> [YOUR OBJECTIVE]: Extract every line that contains the word "http".

> [DATA SECTION]:
-=-=-=-=-

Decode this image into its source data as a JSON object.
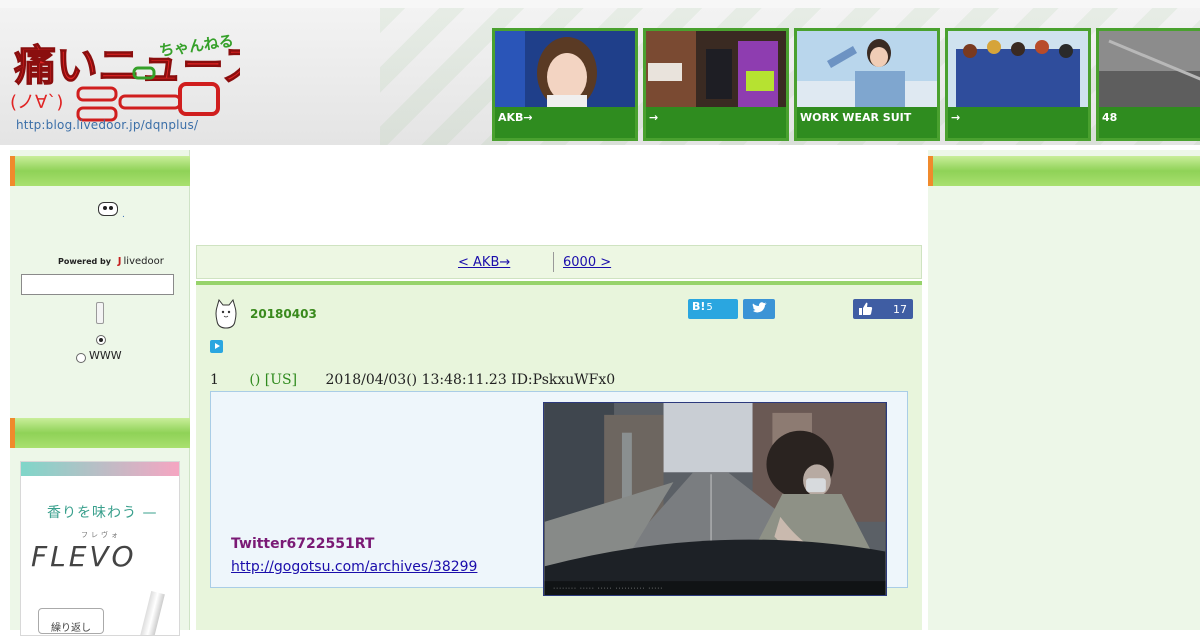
{
  "header": {
    "logo_url": "http:blog.livedoor.jp/dqnplus/",
    "logo_main": "痛いニュース",
    "logo_face": "(ノ∀`)",
    "logo_sub": "ちゃんねる",
    "thumbnails": [
      {
        "caption": "AKB→"
      },
      {
        "caption": "→"
      },
      {
        "caption": "WORK WEAR SUIT"
      },
      {
        "caption": "→"
      },
      {
        "caption": "48"
      }
    ]
  },
  "sidebar_left": {
    "powered_label": "Powered by",
    "powered_brand": "livedoor",
    "mini_text": ".",
    "search_value": "",
    "radio_www": "WWW",
    "ad": {
      "headline": "香りを味わう —",
      "furigana": "フレヴォ",
      "brand": "FLEVO",
      "button": "繰り返し"
    }
  },
  "nav": {
    "prev": "< AKB→",
    "next": "6000 >"
  },
  "post": {
    "date": "20180403",
    "hatena_label": "B!",
    "hatena_count": "5",
    "like_count": "17",
    "res_number": "1",
    "res_name": "() [US]",
    "res_meta": "2018/04/03() 13:48:11.23 ID:PskxuWFx0",
    "twitter_text": "Twitter6722551RT",
    "link": "http://gogotsu.com/archives/38299"
  },
  "colors": {
    "accent_green": "#2f8c1f",
    "bar_orange": "#f08a2c",
    "link_blue": "#1a0dab"
  }
}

-=-=-=-=-

> [RESPONSE TO THE EXERCISE]:
    "logo_url": "http:blog.livedoor.jp/dqnplus/",
    "link": "http://gogotsu.com/archives/38299"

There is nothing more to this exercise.